▶ _The problem_: Can you pull out each line of the data below that includes the word "Nazeer"?
[Begin Data to process]
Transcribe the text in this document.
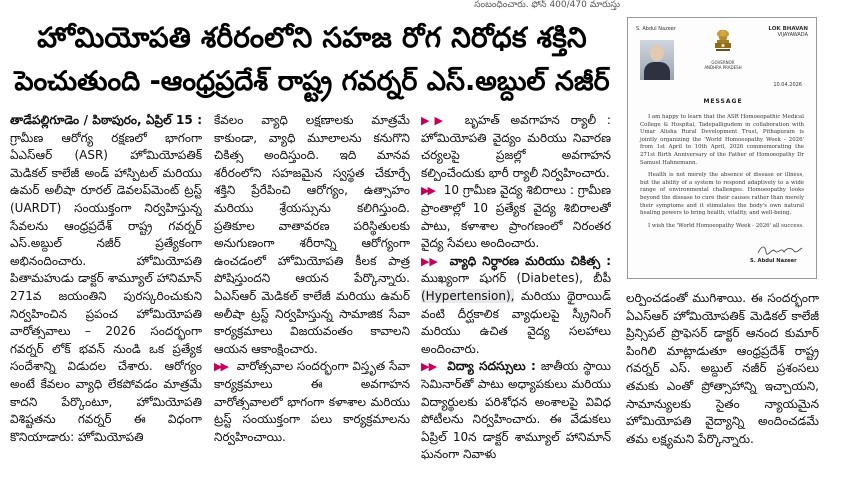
సంబంధించారు. ఫోన్ 400/470 మారుస్తు
హోమియోపతి శరీరంలోని సహజ రోగ నిరోధక శక్తిని
పెంచుతుంది -ఆంధ్రప్రదేశ్ రాష్ట్ర గవర్నర్ ఎస్.అబ్దుల్ నజీర్

తాడేపల్లిగూడెం / పిఠాపురం, ఏప్రిల్ 15 : గ్రామీణ ఆరోగ్య రక్షణలో భాగంగా ఏఎస్ఆర్ (ASR) హోమియోపతిక్ మెడికల్ కాలేజీ అండ్ హాస్పిటల్ మరియు ఉమర్ అలీషా రూరల్ డెవలప్‌మెంట్ ట్రస్ట్ (UARDT) సంయుక్తంగా నిర్వహిస్తున్న సేవలను ఆంధ్రప్రదేశ్ రాష్ట్ర గవర్నర్ ఎస్.అబ్దుల్ నజీర్ ప్రత్యేకంగా అభినందించారు. హోమియోపతి పితామహుడు డాక్టర్ శామ్యూల్ హానిమాన్ 271వ జయంతిని పురస్కరించుకుని నిర్వహించిన ప్రపంచ హోమియోపతి వారోత్సవాలు – 2026 సందర్భంగా గవర్నర్ లోక్ భవన్ నుండి ఒక ప్రత్యేక సందేశాన్ని విడుదల చేశారు. ఆరోగ్యం అంటే కేవలం వ్యాధి లేకపోవడం మాత్రమే కాదని పేర్కొంటూ, హోమియోపతి విశిష్టతను గవర్నర్ ఈ విధంగా కొనియాడారు: హోమియోపతి

కేవలం వ్యాధి లక్షణాలకు మాత్రమే కాకుండా, వ్యాధి మూలాలను కనుగొని చికిత్స అందిస్తుంది. ఇది మానవ శరీరంలోని సహజమైన స్వస్థత చేకూర్చే శక్తిని ప్రేరేపించి ఆరోగ్యం, ఉత్సాహం మరియు శ్రేయస్సును కలిగిస్తుంది. ప్రతికూల వాతావరణ పరిస్థితులకు అనుగుణంగా శరీరాన్ని ఆరోగ్యంగా ఉంచడంలో హోమియోపతి కీలక పాత్ర పోషిస్తుందని ఆయన పేర్కొన్నారు. ఏఎస్ఆర్ మెడికల్ కాలేజీ మరియు ఉమర్ అలీషా ట్రస్ట్ నిర్వహిస్తున్న సామాజిక సేవా కార్యక్రమాలు విజయవంతం కావాలని ఆయన ఆకాంక్షించారు.

▶▶ వారోత్సవాల సందర్భంగా విస్తృత సేవా కార్యక్రమాలు ఈ అవగాహన వారోత్సవాలలో భాగంగా కళాశాల మరియు ట్రస్ట్ సంయుక్తంగా పలు కార్యక్రమాలను నిర్వహించాయి.

▶▶ బృహత్ అవగాహన ర్యాలీ : హోమియోపతి వైద్యం మరియు నివారణ చర్యలపై ప్రజల్లో అవగాహన కల్పించేందుకు భారీ ర్యాలీ నిర్వహించారు.

▶▶ 10 గ్రామీణ వైద్య శిబిరాలు : గ్రామీణ ప్రాంతాల్లో 10 ప్రత్యేక వైద్య శిబిరాలతో పాటు, కళాశాల ప్రాంగణంలో నిరంతర వైద్య సేవలు అందించారు.

▶▶ వ్యాధి నిర్ధారణ మరియు చికిత్స : ముఖ్యంగా షుగర్ (Diabetes), బీపీ (Hypertension), మరియు థైరాయిడ్ వంటి దీర్ఘకాలిక వ్యాధులపై స్క్రీనింగ్ మరియు ఉచిత వైద్య సలహాలు అందించారు.

▶▶ విద్యా సదస్సులు : జాతీయ స్థాయి సెమినార్‌తో పాటు అధ్యాపకులు మరియు విద్యార్థులకు పరిశోధన అంశాలపై వివిధ పోటీలను నిర్వహించారు. ఈ వేడుకలు ఏప్రిల్ 10న డాక్టర్ శామ్యూల్ హానిమాన్ ఘనంగా నివాళు

లర్పించడంతో ముగిశాయి. ఈ సందర్భంగా ఏఎస్ఆర్ హోమియోపతిక్ మెడికల్ కాలేజీ ప్రిన్సిపల్ ప్రొఫెసర్ డాక్టర్ ఆనంద కుమార్ పింగిలి మాట్లాడుతూ ఆంధ్రప్రదేశ్ రాష్ట్ర గవర్నర్ ఎస్. అబ్దుల్ నజీర్ ప్రశంసలు తమకు ఎంతో ప్రోత్సాహాన్ని ఇచ్చాయని, సామాన్యులకు సైతం న్యాయమైన హోమియోపతి వైద్యాన్ని అందించడమే తమ లక్ష్యమని పేర్కొన్నారు.

S. Abdul Nazeer	LOK BHAVAN
VIJAYAWADA
GOVERNOR
ANDHRA PRADESH
10.04.2026
MESSAGE

I am happy to learn that the ASR Homoeopathic Medical College & Hospital, Tadepalligudem in collaboration with Umar Alisha Rural Development Trust, Pithapuram is jointly organizing the 'World Homoeopathy Week - 2026' from 1st April to 10th April, 2026 commemorating the 271st Birth Anniversary of the Father of Homoeopathy Dr Samuel Hahnemann.

Health is not merely the absence of disease or illness, but the ability of a system to respond adaptively to a wide range of environmental challenges. Homoeopathy looks beyond the disease to cure their causes rather than merely their symptoms and it stimulates the body's own natural healing powers to bring health, vitality, and well-being.

I wish the 'World Homoeopathy Week - 2026' all success.

S. Abdul Nazeer
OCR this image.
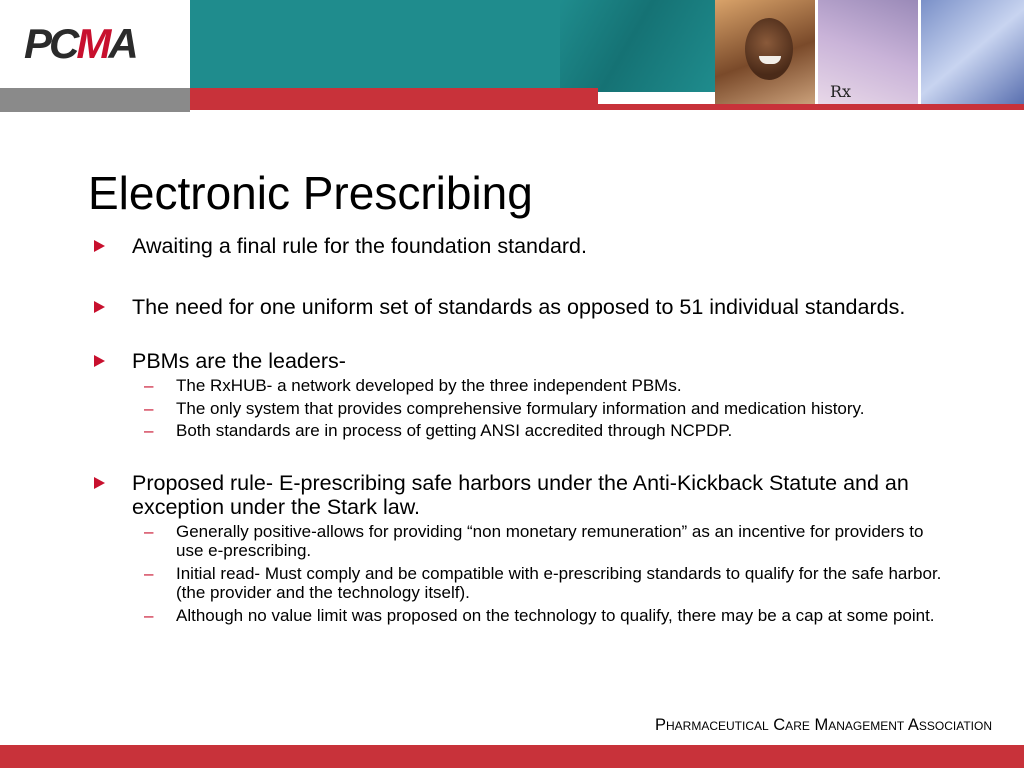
PCMA
Rx
Electronic Prescribing
Awaiting a final rule for the foundation standard.
The need for one uniform set of standards as opposed to 51 individual standards.
PBMs are the leaders-
– The RxHUB- a network developed by the three independent PBMs.
– The only system that provides comprehensive formulary information and medication history.
– Both standards are in process of getting ANSI accredited through NCPDP.
Proposed rule- E-prescribing safe harbors under the Anti-Kickback Statute and an exception under the Stark law.
– Generally positive-allows for providing “non monetary remuneration” as an incentive for providers to use e-prescribing.
– Initial read- Must comply and be compatible with e-prescribing standards to qualify for the safe harbor. (the provider and the technology itself).
– Although no value limit was proposed on the technology to qualify, there may be a cap at some point.
Pharmaceutical Care Management Association
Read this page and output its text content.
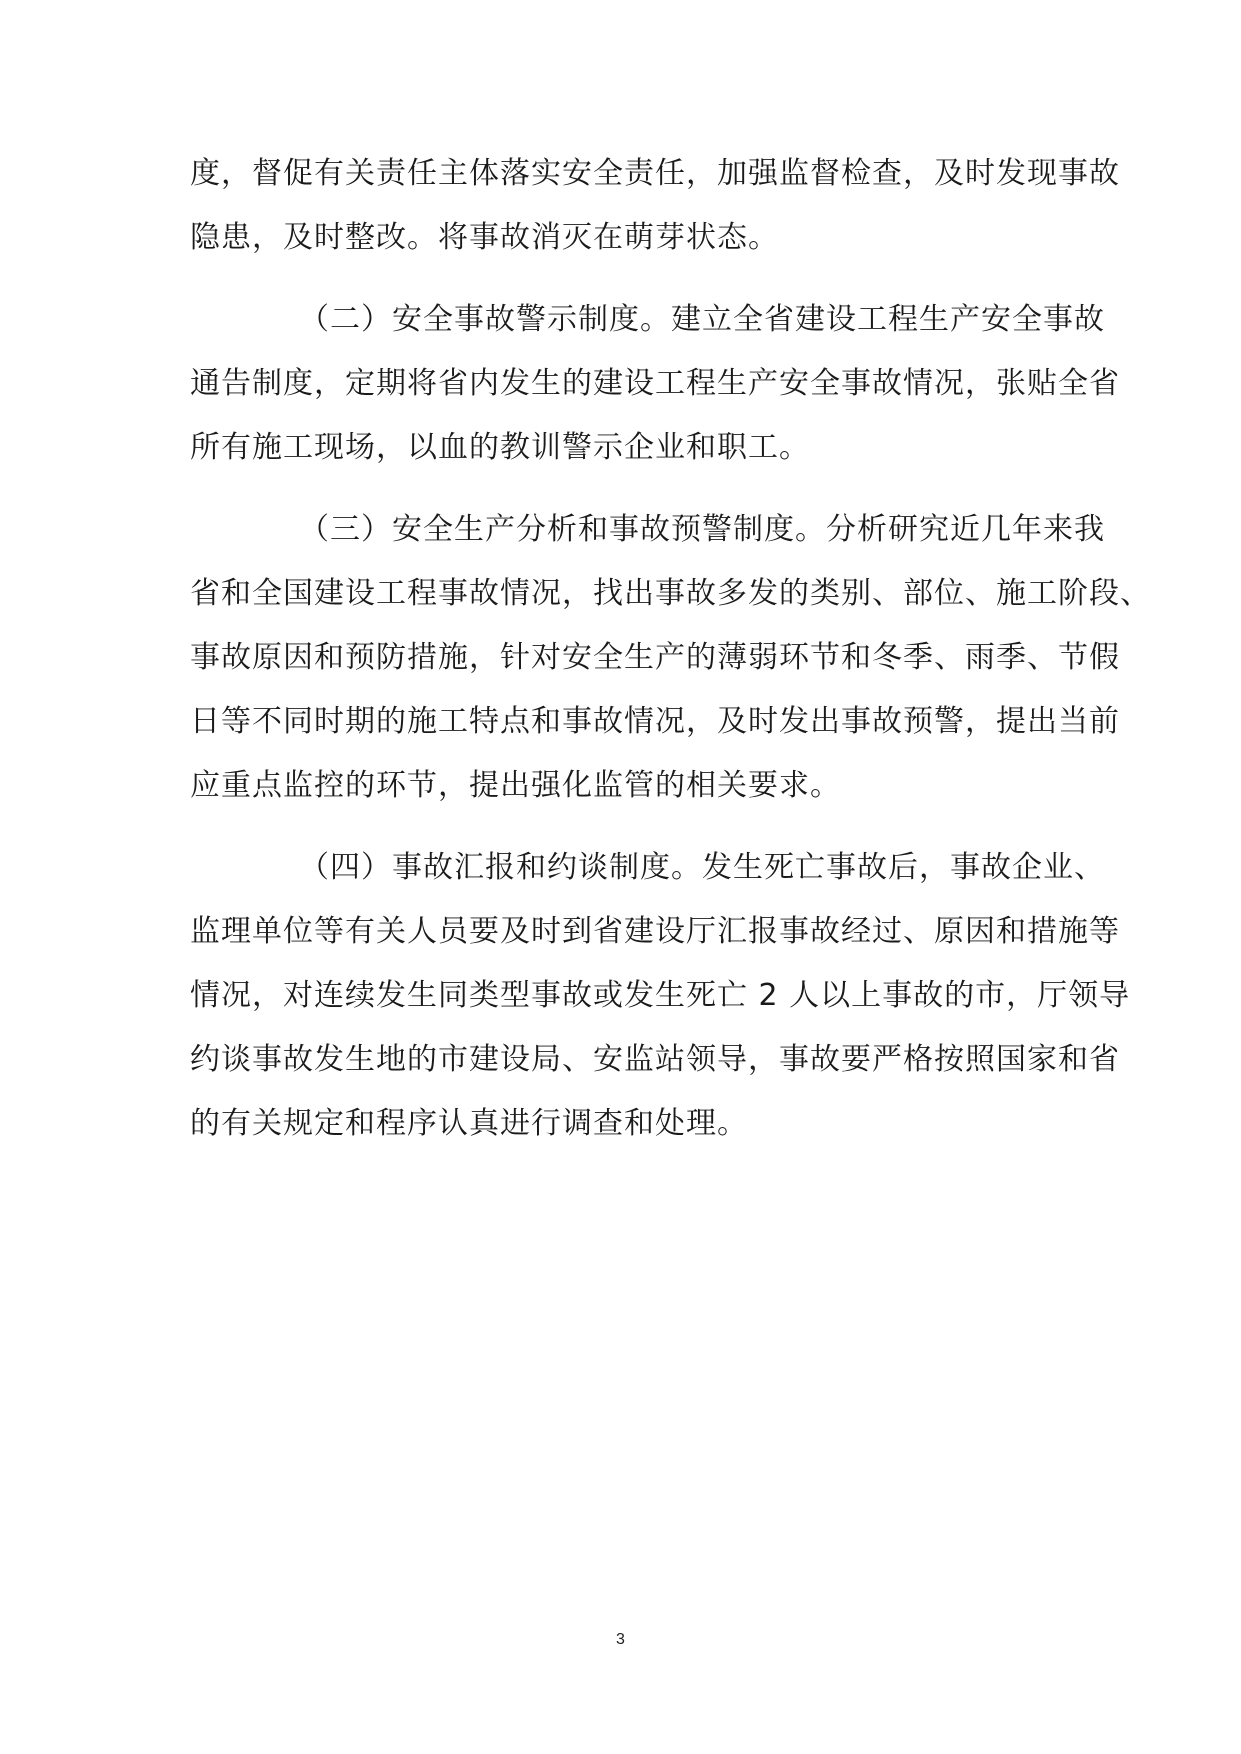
度，督促有关责任主体落实安全责任，加强监督检查，及时发现事故
隐患，及时整改。将事故消灭在萌芽状态。

　　　　（二）安全事故警示制度。建立全省建设工程生产安全事故
通告制度，定期将省内发生的建设工程生产安全事故情况，张贴全省
所有施工现场，以血的教训警示企业和职工。

　　　　（三）安全生产分析和事故预警制度。分析研究近几年来我
省和全国建设工程事故情况，找出事故多发的类别、部位、施工阶段、
事故原因和预防措施，针对安全生产的薄弱环节和冬季、雨季、节假
日等不同时期的施工特点和事故情况，及时发出事故预警，提出当前
应重点监控的环节，提出强化监管的相关要求。

　　　　（四）事故汇报和约谈制度。发生死亡事故后，事故企业、
监理单位等有关人员要及时到省建设厅汇报事故经过、原因和措施等
情况，对连续发生同类型事故或发生死亡 2 人以上事故的市，厅领导
约谈事故发生地的市建设局、安监站领导，事故要严格按照国家和省
的有关规定和程序认真进行调查和处理。

3
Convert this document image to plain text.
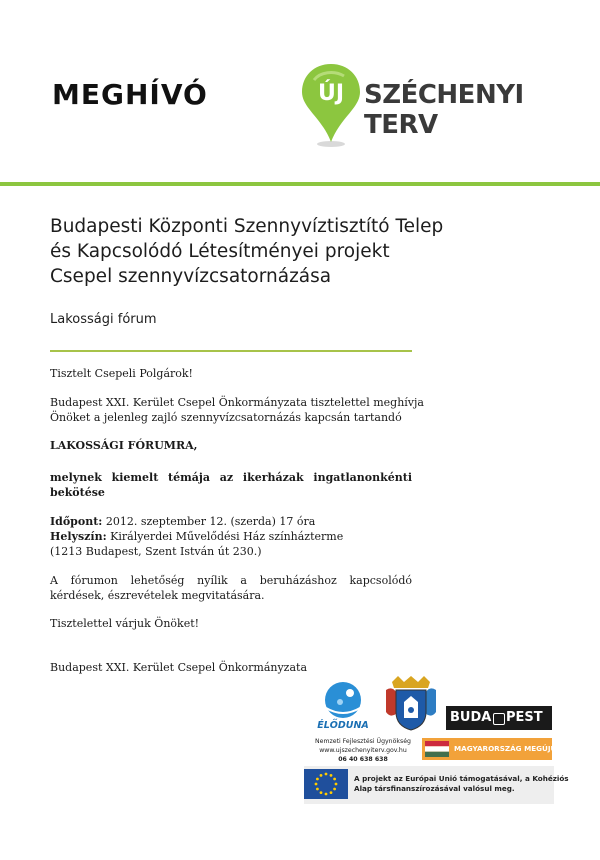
MEGHÍVÓ	ÚJ SZÉCHENYI TERV
Budapesti Központi Szennyvíztisztító Telep
és Kapcsolódó Létesítményei projekt
Csepel szennyvízcsatornázása
Lakossági fórum
Tisztelt Csepeli Polgárok!
Budapest XXI. Kerület Csepel Önkormányzata tisztelettel meghívja
Önöket a jelenleg zajló szennyvízcsatornázás kapcsán tartandó
LAKOSSÁGI FÓRUMRA,
melynek kiemelt témája az ikerházak ingatlanonkénti bekötése
Időpont: 2012. szeptember 12. (szerda) 17 óra
Helyszín: Királyerdei Művelődési Ház színházterme
(1213 Budapest, Szent István út 230.)
A fórumon lehetőség nyílik a beruházáshoz kapcsolódó kérdések, észrevételek megvitatására.
Tisztelettel várjuk Önöket!
Budapest XXI. Kerület Csepel Önkormányzata
ÉLŐDUNA
BUDA PEST
Nemzeti Fejlesztési Ügynökség
www.ujszechenyiterv.gov.hu
06 40 638 638
MAGYARORSZÁG MEGÚJUL
A projekt az Európai Unió támogatásával, a Kohéziós
Alap társfinanszírozásával valósul meg.
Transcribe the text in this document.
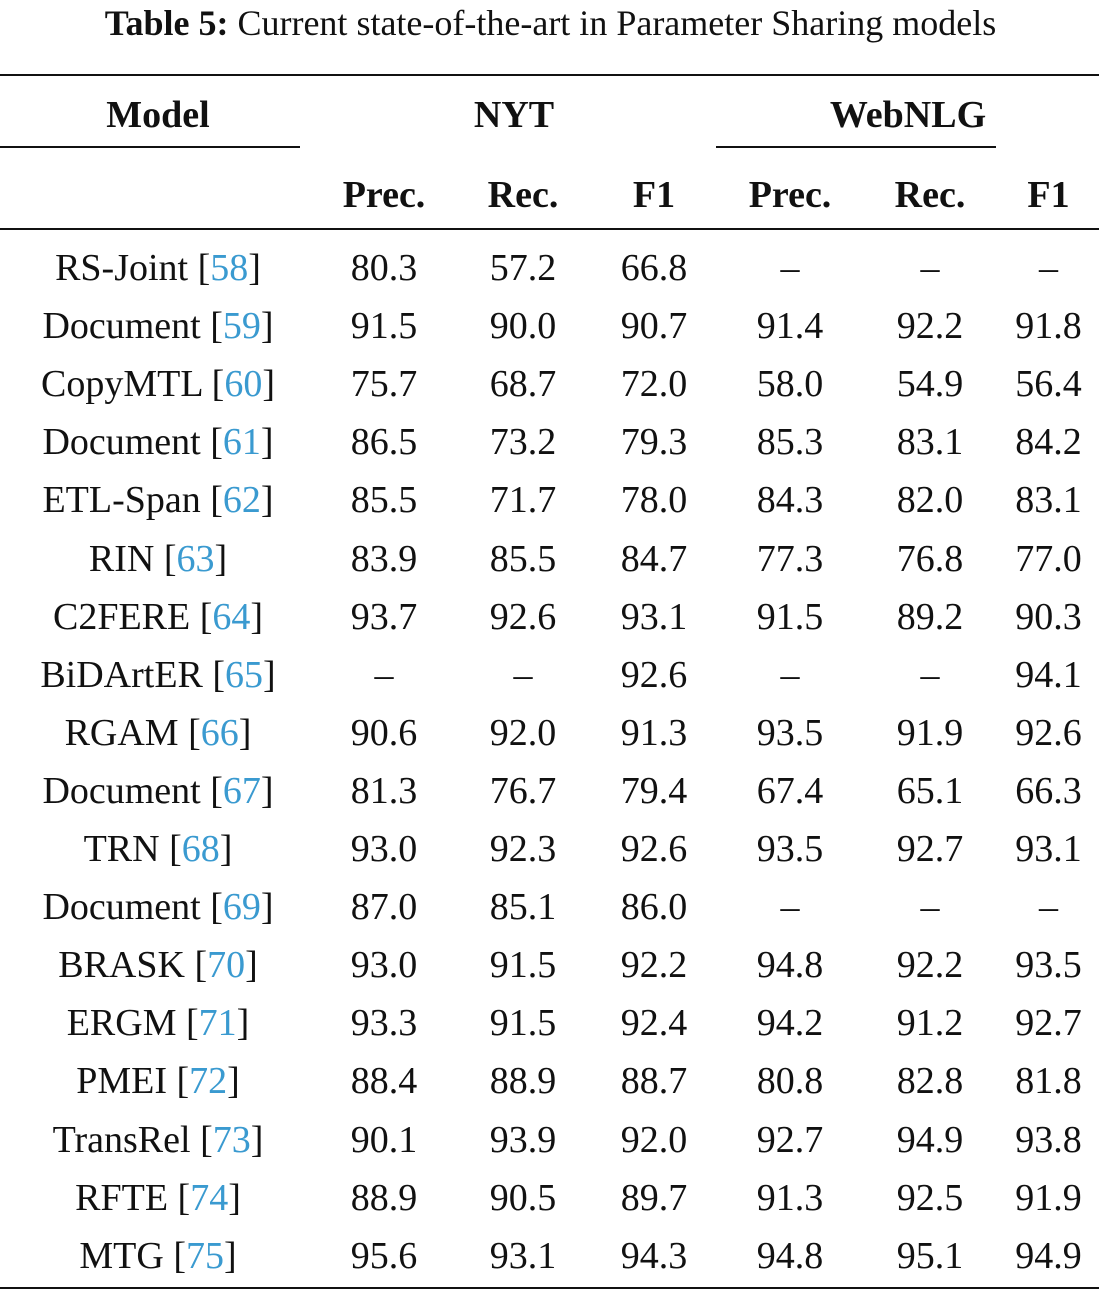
Table 5: Current state-of-the-art in Parameter Sharing models
Model	NYT	WebNLG
Prec.	Rec.	F1	Prec.	Rec.	F1
RS-Joint [58]	80.3	57.2	66.8	–	–	–
Document [59]	91.5	90.0	90.7	91.4	92.2	91.8
CopyMTL [60]	75.7	68.7	72.0	58.0	54.9	56.4
Document [61]	86.5	73.2	79.3	85.3	83.1	84.2
ETL-Span [62]	85.5	71.7	78.0	84.3	82.0	83.1
RIN [63]	83.9	85.5	84.7	77.3	76.8	77.0
C2FERE [64]	93.7	92.6	93.1	91.5	89.2	90.3
BiDArtER [65]	–	–	92.6	–	–	94.1
RGAM [66]	90.6	92.0	91.3	93.5	91.9	92.6
Document [67]	81.3	76.7	79.4	67.4	65.1	66.3
TRN [68]	93.0	92.3	92.6	93.5	92.7	93.1
Document [69]	87.0	85.1	86.0	–	–	–
BRASK [70]	93.0	91.5	92.2	94.8	92.2	93.5
ERGM [71]	93.3	91.5	92.4	94.2	91.2	92.7
PMEI [72]	88.4	88.9	88.7	80.8	82.8	81.8
TransRel [73]	90.1	93.9	92.0	92.7	94.9	93.8
RFTE [74]	88.9	90.5	89.7	91.3	92.5	91.9
MTG [75]	95.6	93.1	94.3	94.8	95.1	94.9
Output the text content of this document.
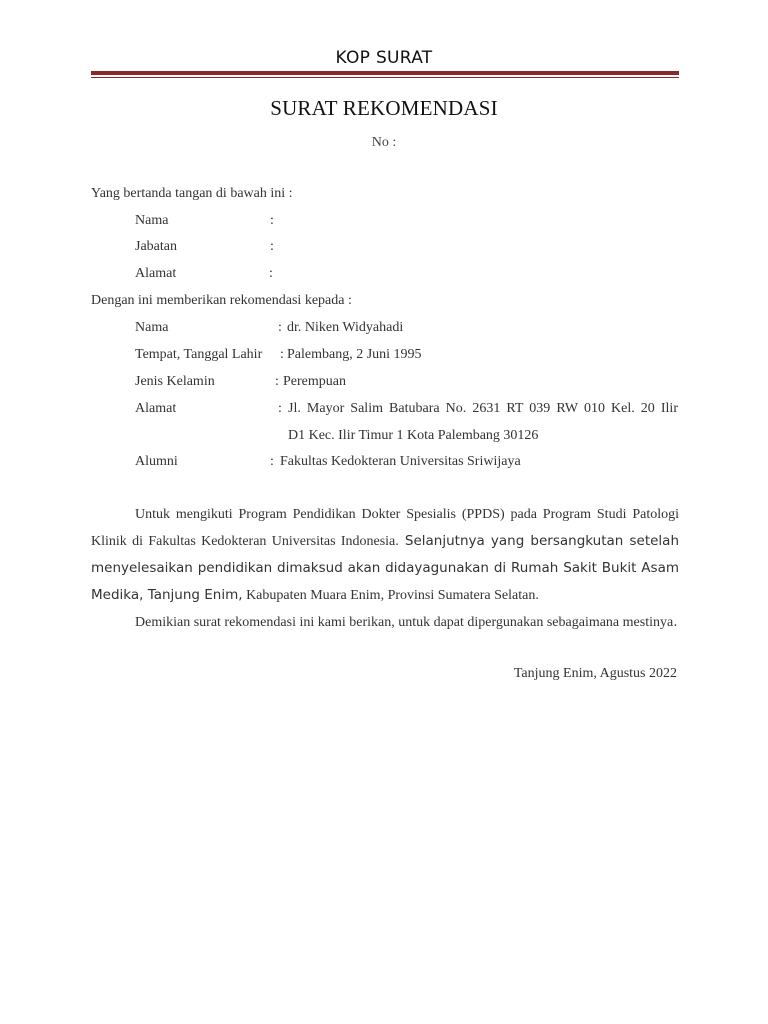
KOP SURAT
SURAT REKOMENDASI
No :
Yang bertanda tangan di bawah ini :
Nama	:
Jabatan	:
Alamat	:
Dengan ini memberikan rekomendasi kepada :
Nama	: dr. Niken Widyahadi
Tempat, Tanggal Lahir : Palembang, 2 Juni 1995
Jenis Kelamin	: Perempuan
Alamat	: Jl. Mayor Salim Batubara No. 2631 RT 039 RW 010 Kel. 20 Ilir
D1 Kec. Ilir Timur 1 Kota Palembang 30126
Alumni	: Fakultas Kedokteran Universitas Sriwijaya
Untuk mengikuti Program Pendidikan Dokter Spesialis (PPDS) pada Program Studi Patologi Klinik di Fakultas Kedokteran Universitas Indonesia. Selanjutnya yang bersangkutan setelah menyelesaikan pendidikan dimaksud akan didayagunakan di Rumah Sakit Bukit Asam Medika, Tanjung Enim, Kabupaten Muara Enim, Provinsi Sumatera Selatan.
Demikian surat rekomendasi ini kami berikan, untuk dapat dipergunakan sebagaimana mestinya.
Tanjung Enim, Agustus 2022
[End Data to process]
▶ _Solution below_:
S. Abdul Nazeer	LOK BHAVAN
S. Abdul Nazeer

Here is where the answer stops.